*TASK BRIEF*. Copy out all the lines exactly. Omit pictures.

(Figure data in JSON)
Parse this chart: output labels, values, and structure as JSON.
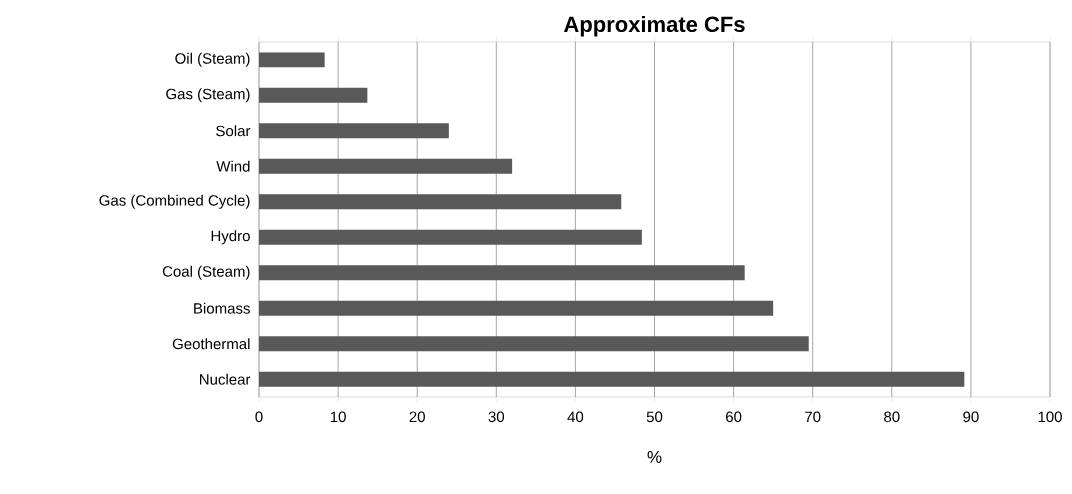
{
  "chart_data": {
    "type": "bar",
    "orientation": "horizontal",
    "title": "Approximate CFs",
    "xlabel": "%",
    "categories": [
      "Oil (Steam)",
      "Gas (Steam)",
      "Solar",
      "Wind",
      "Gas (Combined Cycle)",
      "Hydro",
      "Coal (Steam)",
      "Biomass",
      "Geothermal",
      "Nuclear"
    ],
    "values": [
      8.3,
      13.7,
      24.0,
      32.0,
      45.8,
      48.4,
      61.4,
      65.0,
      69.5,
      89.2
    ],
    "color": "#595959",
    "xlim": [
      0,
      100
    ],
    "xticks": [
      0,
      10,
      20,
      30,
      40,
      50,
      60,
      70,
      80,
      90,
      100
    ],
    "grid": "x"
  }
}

*WORKED SOLUTION*.
Parse this chart: output labels, values, and structure as JSON.
{
  "chart_data": {
    "type": "bar",
    "orientation": "horizontal",
    "title": "Approximate CFs",
    "xlabel": "%",
    "categories": [
      "Oil (Steam)",
      "Gas (Steam)",
      "Solar",
      "Wind",
      "Gas (Combined Cycle)",
      "Hydro",
      "Coal (Steam)",
      "Biomass",
      "Geothermal",
      "Nuclear"
    ],
    "values": [
      8.3,
      13.7,
      24.0,
      32.0,
      45.8,
      48.4,
      61.4,
      65.0,
      69.5,
      89.2
    ],
    "color": "#595959",
    "xlim": [
      0,
      100
    ],
    "xticks": [
      0,
      10,
      20,
      30,
      40,
      50,
      60,
      70,
      80,
      90,
      100
    ],
    "grid": "x"
  }
}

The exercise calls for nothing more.